What to work on »
Leaving out the pictures, transcribe all of the records faithfully.

(Data entries)
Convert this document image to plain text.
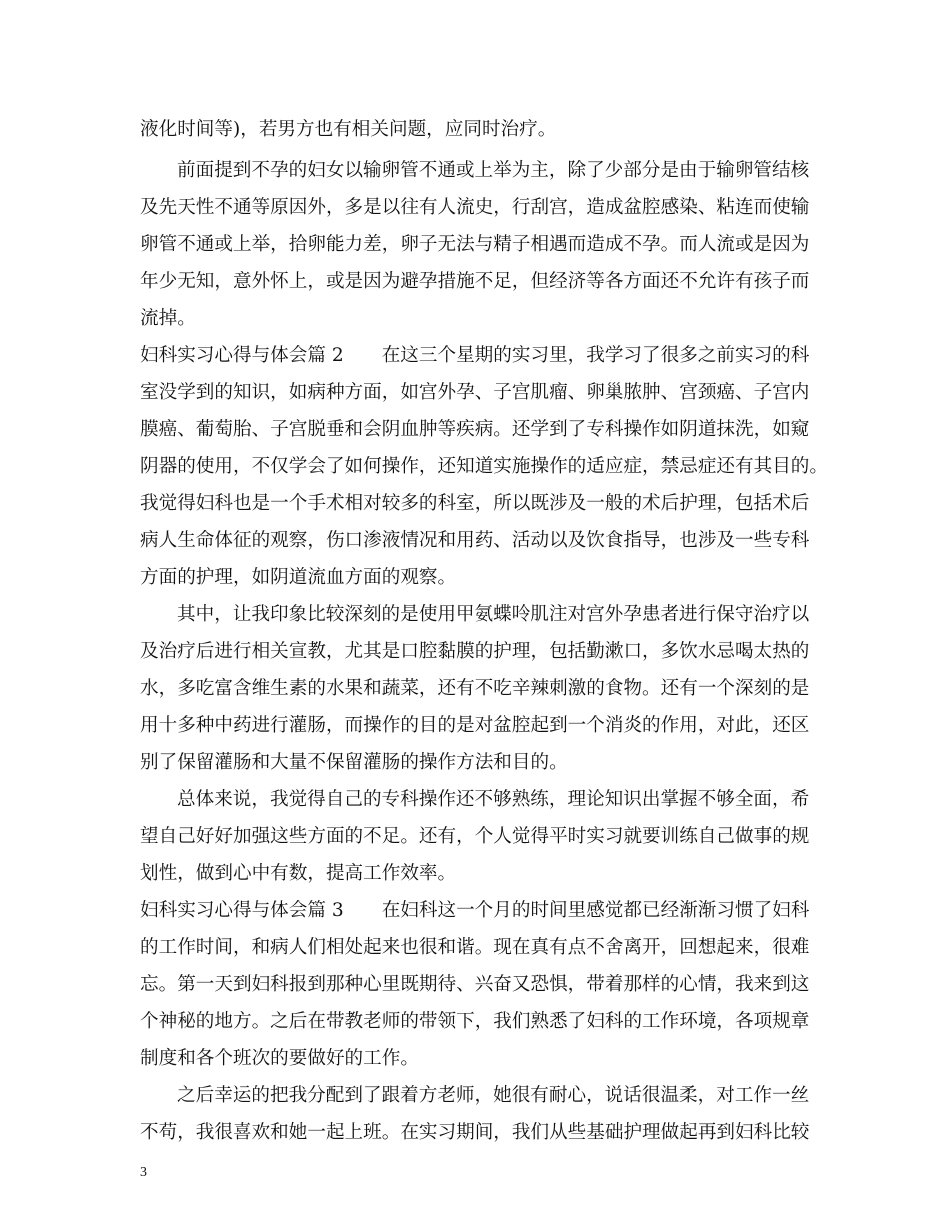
液化时间等)，若男方也有相关问题，应同时治疗。
前面提到不孕的妇女以输卵管不通或上举为主，除了少部分是由于输卵管结核
及先天性不通等原因外，多是以往有人流史，行刮宫，造成盆腔感染、粘连而使输
卵管不通或上举，拾卵能力差，卵子无法与精子相遇而造成不孕。而人流或是因为
年少无知，意外怀上，或是因为避孕措施不足，但经济等各方面还不允许有孩子而
流掉。
妇科实习心得与体会篇 2 在这三个星期的实习里，我学习了很多之前实习的科
室没学到的知识，如病种方面，如宫外孕、子宫肌瘤、卵巢脓肿、宫颈癌、子宫内
膜癌、葡萄胎、子宫脱垂和会阴血肿等疾病。还学到了专科操作如阴道抹洗，如窥
阴器的使用，不仅学会了如何操作，还知道实施操作的适应症，禁忌症还有其目的。
我觉得妇科也是一个手术相对较多的科室，所以既涉及一般的术后护理，包括术后
病人生命体征的观察，伤口渗液情况和用药、活动以及饮食指导，也涉及一些专科
方面的护理，如阴道流血方面的观察。
其中，让我印象比较深刻的是使用甲氨蝶呤肌注对宫外孕患者进行保守治疗以
及治疗后进行相关宣教，尤其是口腔黏膜的护理，包括勤漱口，多饮水忌喝太热的
水，多吃富含维生素的水果和蔬菜，还有不吃辛辣刺激的食物。还有一个深刻的是
用十多种中药进行灌肠，而操作的目的是对盆腔起到一个消炎的作用，对此，还区
别了保留灌肠和大量不保留灌肠的操作方法和目的。
总体来说，我觉得自己的专科操作还不够熟练，理论知识出掌握不够全面，希
望自己好好加强这些方面的不足。还有，个人觉得平时实习就要训练自己做事的规
划性，做到心中有数，提高工作效率。
妇科实习心得与体会篇 3 在妇科这一个月的时间里感觉都已经渐渐习惯了妇科
的工作时间，和病人们相处起来也很和谐。现在真有点不舍离开，回想起来，很难
忘。第一天到妇科报到那种心里既期待、兴奋又恐惧，带着那样的心情，我来到这
个神秘的地方。之后在带教老师的带领下，我们熟悉了妇科的工作环境，各项规章
制度和各个班次的要做好的工作。
之后幸运的把我分配到了跟着方老师，她很有耐心，说话很温柔，对工作一丝
不苟，我很喜欢和她一起上班。在实习期间，我们从些基础护理做起再到妇科比较
3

Exercise solution »
Convert this document image to plain text.
液化时间等)，若男方也有相关问题，应同时治疗。
前面提到不孕的妇女以输卵管不通或上举为主，除了少部分是由于输卵管结核
及先天性不通等原因外，多是以往有人流史，行刮宫，造成盆腔感染、粘连而使输
卵管不通或上举，拾卵能力差，卵子无法与精子相遇而造成不孕。而人流或是因为
年少无知，意外怀上，或是因为避孕措施不足，但经济等各方面还不允许有孩子而
流掉。
妇科实习心得与体会篇 2 在这三个星期的实习里，我学习了很多之前实习的科
室没学到的知识，如病种方面，如宫外孕、子宫肌瘤、卵巢脓肿、宫颈癌、子宫内
膜癌、葡萄胎、子宫脱垂和会阴血肿等疾病。还学到了专科操作如阴道抹洗，如窥
阴器的使用，不仅学会了如何操作，还知道实施操作的适应症，禁忌症还有其目的。
我觉得妇科也是一个手术相对较多的科室，所以既涉及一般的术后护理，包括术后
病人生命体征的观察，伤口渗液情况和用药、活动以及饮食指导，也涉及一些专科
方面的护理，如阴道流血方面的观察。
其中，让我印象比较深刻的是使用甲氨蝶呤肌注对宫外孕患者进行保守治疗以
及治疗后进行相关宣教，尤其是口腔黏膜的护理，包括勤漱口，多饮水忌喝太热的
水，多吃富含维生素的水果和蔬菜，还有不吃辛辣刺激的食物。还有一个深刻的是
用十多种中药进行灌肠，而操作的目的是对盆腔起到一个消炎的作用，对此，还区
别了保留灌肠和大量不保留灌肠的操作方法和目的。
总体来说，我觉得自己的专科操作还不够熟练，理论知识出掌握不够全面，希
望自己好好加强这些方面的不足。还有，个人觉得平时实习就要训练自己做事的规
划性，做到心中有数，提高工作效率。
妇科实习心得与体会篇 3 在妇科这一个月的时间里感觉都已经渐渐习惯了妇科
的工作时间，和病人们相处起来也很和谐。现在真有点不舍离开，回想起来，很难
忘。第一天到妇科报到那种心里既期待、兴奋又恐惧，带着那样的心情，我来到这
个神秘的地方。之后在带教老师的带领下，我们熟悉了妇科的工作环境，各项规章
制度和各个班次的要做好的工作。
之后幸运的把我分配到了跟着方老师，她很有耐心，说话很温柔，对工作一丝
不苟，我很喜欢和她一起上班。在实习期间，我们从些基础护理做起再到妇科比较
3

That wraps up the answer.